Your goal >> Each record must be retyped in full. No character may differ.

Supplied information >>
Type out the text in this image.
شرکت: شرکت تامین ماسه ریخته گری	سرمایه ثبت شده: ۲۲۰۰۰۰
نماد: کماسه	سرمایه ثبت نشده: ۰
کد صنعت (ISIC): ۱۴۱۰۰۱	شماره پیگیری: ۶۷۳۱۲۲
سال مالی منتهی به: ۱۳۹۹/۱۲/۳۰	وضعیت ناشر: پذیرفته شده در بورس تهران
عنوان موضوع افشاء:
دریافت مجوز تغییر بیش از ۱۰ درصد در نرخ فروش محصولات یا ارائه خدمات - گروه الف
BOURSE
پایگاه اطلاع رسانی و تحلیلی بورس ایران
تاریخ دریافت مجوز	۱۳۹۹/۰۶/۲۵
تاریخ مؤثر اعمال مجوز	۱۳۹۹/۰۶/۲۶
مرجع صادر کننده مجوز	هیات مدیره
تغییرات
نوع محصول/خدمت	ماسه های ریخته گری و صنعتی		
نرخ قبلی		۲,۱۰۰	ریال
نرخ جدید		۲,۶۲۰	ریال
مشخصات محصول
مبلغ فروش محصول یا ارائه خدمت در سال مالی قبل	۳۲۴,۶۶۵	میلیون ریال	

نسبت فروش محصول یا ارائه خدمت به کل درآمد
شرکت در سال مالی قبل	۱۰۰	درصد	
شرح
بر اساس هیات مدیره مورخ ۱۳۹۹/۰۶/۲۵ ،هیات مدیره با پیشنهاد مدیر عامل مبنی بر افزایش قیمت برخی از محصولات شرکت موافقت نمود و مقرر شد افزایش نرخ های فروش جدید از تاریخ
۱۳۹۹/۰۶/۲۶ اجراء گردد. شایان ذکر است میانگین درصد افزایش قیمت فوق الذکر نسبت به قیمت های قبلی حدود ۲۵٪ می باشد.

Output for this task >>
Type out the text in this image.
شرکت: شرکت تامین ماسه ریخته گری	سرمایه ثبت شده: ۲۲۰۰۰۰
نماد: کماسه	سرمایه ثبت نشده: ۰
کد صنعت (ISIC): ۱۴۱۰۰۱	شماره پیگیری: ۶۷۳۱۲۲
سال مالی منتهی به: ۱۳۹۹/۱۲/۳۰	وضعیت ناشر: پذیرفته شده در بورس تهران
عنوان موضوع افشاء:
دریافت مجوز تغییر بیش از ۱۰ درصد در نرخ فروش محصولات یا ارائه خدمات - گروه الف
BOURSE
پایگاه اطلاع رسانی و تحلیلی بورس ایران
تاریخ دریافت مجوز	۱۳۹۹/۰۶/۲۵
تاریخ مؤثر اعمال مجوز	۱۳۹۹/۰۶/۲۶
مرجع صادر کننده مجوز	هیات مدیره
تغییرات
نوع محصول/خدمت	ماسه های ریخته گری و صنعتی		
نرخ قبلی		۲,۱۰۰	ریال
نرخ جدید		۲,۶۲۰	ریال
مشخصات محصول
مبلغ فروش محصول یا ارائه خدمت در سال مالی قبل	۳۲۴,۶۶۵	میلیون ریال	

نسبت فروش محصول یا ارائه خدمت به کل درآمد
شرکت در سال مالی قبل	۱۰۰	درصد	
شرح
بر اساس هیات مدیره مورخ ۱۳۹۹/۰۶/۲۵ ،هیات مدیره با پیشنهاد مدیر عامل مبنی بر افزایش قیمت برخی از محصولات شرکت موافقت نمود و مقرر شد افزایش نرخ های فروش جدید از تاریخ
۱۳۹۹/۰۶/۲۶ اجراء گردد. شایان ذکر است میانگین درصد افزایش قیمت فوق الذکر نسبت به قیمت های قبلی حدود ۲۵٪ می باشد.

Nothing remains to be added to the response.